Note each line of the listing that contains the string "arrow", and copy it.

- _Task material_:
+-------+
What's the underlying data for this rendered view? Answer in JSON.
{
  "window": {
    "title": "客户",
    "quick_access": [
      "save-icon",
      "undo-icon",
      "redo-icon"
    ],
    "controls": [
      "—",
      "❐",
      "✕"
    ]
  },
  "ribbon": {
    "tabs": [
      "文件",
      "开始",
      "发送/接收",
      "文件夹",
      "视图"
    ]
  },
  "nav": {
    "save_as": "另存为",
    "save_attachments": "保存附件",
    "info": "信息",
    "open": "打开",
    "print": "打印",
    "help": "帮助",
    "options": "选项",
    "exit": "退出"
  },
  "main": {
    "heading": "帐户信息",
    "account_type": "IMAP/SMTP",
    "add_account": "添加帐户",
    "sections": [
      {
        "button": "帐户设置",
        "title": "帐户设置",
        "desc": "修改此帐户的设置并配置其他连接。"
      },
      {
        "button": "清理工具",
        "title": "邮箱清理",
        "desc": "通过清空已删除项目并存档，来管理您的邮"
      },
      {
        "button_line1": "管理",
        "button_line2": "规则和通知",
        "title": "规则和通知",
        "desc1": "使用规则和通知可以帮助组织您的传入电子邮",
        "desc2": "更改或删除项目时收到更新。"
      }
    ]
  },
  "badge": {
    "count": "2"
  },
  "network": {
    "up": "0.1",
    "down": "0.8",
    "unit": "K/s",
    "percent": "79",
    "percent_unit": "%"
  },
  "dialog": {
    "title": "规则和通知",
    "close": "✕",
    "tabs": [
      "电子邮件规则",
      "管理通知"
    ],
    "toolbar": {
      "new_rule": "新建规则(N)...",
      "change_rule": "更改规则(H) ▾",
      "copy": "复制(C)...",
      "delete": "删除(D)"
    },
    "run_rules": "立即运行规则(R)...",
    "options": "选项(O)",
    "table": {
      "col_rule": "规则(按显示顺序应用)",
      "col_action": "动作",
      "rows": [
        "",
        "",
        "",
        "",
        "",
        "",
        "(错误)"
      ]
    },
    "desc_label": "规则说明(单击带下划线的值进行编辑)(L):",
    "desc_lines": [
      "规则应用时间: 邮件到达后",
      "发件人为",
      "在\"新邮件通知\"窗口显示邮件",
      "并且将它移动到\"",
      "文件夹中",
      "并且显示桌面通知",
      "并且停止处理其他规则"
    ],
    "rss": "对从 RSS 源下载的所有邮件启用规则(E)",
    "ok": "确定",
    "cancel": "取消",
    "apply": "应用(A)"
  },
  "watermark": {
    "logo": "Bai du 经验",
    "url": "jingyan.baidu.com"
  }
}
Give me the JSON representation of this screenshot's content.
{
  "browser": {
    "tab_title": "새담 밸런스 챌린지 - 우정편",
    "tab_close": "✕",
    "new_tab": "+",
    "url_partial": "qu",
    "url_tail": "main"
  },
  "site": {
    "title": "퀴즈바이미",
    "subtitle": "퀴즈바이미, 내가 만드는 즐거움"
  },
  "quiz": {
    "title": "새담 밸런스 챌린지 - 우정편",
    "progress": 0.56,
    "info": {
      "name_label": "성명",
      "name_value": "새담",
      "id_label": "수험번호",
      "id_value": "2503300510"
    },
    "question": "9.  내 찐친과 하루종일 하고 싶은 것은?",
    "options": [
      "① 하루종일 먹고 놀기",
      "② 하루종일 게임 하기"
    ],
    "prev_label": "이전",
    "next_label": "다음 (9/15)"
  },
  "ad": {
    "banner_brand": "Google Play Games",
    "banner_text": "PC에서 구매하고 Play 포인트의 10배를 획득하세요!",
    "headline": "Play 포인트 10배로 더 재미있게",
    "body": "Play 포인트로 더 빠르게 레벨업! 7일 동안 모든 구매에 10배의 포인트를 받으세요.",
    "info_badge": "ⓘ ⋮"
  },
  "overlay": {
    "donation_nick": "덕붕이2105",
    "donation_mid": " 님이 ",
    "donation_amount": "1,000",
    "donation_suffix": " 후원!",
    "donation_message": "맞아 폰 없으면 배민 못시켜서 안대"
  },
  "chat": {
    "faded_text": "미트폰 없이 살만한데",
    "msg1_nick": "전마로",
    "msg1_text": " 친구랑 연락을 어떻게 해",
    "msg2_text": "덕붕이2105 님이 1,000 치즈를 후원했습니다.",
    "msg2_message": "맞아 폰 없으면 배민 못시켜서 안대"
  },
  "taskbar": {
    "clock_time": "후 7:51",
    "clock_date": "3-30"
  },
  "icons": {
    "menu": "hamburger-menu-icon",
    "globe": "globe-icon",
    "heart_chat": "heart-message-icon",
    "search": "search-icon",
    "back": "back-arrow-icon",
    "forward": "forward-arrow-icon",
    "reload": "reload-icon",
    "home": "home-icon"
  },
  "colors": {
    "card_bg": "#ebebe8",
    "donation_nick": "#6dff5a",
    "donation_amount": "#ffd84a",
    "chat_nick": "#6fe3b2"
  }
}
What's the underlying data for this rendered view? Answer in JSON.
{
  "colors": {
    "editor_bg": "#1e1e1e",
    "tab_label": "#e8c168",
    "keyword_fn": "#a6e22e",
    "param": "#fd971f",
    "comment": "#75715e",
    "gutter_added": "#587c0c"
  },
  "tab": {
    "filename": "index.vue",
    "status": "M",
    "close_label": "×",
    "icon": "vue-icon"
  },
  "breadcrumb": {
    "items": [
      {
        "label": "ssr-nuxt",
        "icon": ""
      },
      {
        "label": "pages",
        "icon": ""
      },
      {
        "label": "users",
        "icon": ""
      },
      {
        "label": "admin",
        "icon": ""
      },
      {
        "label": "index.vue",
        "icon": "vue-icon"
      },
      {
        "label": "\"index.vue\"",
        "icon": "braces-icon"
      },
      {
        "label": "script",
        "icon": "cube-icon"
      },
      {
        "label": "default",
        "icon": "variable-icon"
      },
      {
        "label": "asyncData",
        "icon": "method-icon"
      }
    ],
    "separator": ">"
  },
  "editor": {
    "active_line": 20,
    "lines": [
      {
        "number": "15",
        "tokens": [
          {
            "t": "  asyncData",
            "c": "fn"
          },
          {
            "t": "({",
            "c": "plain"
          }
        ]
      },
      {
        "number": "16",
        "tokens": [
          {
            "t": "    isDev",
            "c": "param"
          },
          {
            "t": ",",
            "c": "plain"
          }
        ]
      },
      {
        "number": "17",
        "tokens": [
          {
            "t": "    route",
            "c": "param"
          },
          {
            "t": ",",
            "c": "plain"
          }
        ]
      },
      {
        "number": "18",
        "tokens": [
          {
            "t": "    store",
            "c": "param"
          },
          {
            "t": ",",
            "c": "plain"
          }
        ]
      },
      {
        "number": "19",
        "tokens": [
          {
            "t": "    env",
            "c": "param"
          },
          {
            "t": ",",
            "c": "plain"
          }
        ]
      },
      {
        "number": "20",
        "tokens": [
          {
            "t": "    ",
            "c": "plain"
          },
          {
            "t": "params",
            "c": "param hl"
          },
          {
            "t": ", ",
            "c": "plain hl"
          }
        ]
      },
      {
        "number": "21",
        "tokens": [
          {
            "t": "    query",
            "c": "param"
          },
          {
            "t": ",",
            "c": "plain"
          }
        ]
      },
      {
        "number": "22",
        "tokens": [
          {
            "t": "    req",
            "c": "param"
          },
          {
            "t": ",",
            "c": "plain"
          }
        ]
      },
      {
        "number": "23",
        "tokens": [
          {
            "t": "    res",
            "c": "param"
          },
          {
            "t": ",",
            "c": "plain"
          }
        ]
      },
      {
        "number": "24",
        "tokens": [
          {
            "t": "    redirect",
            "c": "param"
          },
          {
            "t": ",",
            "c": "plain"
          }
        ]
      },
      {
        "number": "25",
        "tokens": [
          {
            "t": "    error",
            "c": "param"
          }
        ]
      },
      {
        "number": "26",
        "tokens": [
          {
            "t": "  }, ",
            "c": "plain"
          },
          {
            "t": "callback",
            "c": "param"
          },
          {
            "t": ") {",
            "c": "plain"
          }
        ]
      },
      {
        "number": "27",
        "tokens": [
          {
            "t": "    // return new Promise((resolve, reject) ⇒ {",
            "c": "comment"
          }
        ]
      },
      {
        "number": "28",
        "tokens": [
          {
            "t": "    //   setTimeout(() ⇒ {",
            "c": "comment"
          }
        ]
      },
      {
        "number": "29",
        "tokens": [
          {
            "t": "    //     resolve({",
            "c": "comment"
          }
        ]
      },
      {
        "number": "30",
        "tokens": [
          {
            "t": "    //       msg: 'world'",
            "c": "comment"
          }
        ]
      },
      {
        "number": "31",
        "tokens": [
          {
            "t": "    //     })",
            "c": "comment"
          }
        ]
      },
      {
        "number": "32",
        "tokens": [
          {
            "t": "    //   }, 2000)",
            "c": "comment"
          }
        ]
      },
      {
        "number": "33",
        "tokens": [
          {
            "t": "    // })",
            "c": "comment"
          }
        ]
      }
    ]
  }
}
+-------+
- _Written response_:
    "back": "back-arrow-icon",
    "forward": "forward-arrow-icon",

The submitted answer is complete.